▶ _Given records_:

[Start]

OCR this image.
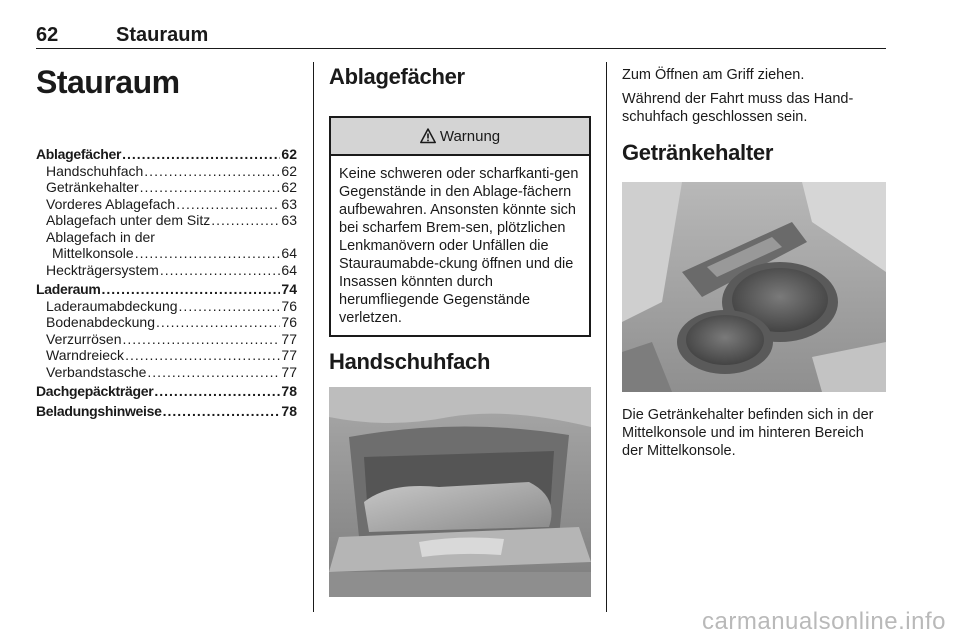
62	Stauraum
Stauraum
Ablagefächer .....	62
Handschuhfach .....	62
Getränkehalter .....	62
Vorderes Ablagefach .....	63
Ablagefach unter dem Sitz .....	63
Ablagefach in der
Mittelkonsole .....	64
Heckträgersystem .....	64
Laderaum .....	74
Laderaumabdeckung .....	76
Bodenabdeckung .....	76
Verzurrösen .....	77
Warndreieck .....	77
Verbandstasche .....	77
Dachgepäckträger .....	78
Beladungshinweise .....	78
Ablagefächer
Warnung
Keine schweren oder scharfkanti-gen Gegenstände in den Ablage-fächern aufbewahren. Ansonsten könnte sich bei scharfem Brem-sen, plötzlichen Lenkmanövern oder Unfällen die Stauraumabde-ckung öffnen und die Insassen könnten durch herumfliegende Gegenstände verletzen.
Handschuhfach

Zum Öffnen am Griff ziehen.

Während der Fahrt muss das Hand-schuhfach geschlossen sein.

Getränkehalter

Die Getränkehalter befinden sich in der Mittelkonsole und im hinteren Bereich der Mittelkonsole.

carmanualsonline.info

[End]

▶ _Given task_: Copy out the listing exactly as it stands, but not the pictures.

▶ _Finished task_:
OCR this image.
62	Stauraum
Stauraum
Ablagefächer .....	62
Handschuhfach .....	62
Getränkehalter .....	62
Vorderes Ablagefach .....	63
Ablagefach unter dem Sitz .....	63
Ablagefach in der
Mittelkonsole .....	64
Heckträgersystem .....	64
Laderaum .....	74
Laderaumabdeckung .....	76
Bodenabdeckung .....	76
Verzurrösen .....	77
Warndreieck .....	77
Verbandstasche .....	77
Dachgepäckträger .....	78
Beladungshinweise .....	78
Ablagefächer
Warnung
Keine schweren oder scharfkanti-gen Gegenstände in den Ablage-fächern aufbewahren. Ansonsten könnte sich bei scharfem Brem-sen, plötzlichen Lenkmanövern oder Unfällen die Stauraumabde-ckung öffnen und die Insassen könnten durch herumfliegende Gegenstände verletzen.
Handschuhfach

Zum Öffnen am Griff ziehen.

Während der Fahrt muss das Hand-schuhfach geschlossen sein.

Getränkehalter

Die Getränkehalter befinden sich in der Mittelkonsole und im hinteren Bereich der Mittelkonsole.

carmanualsonline.info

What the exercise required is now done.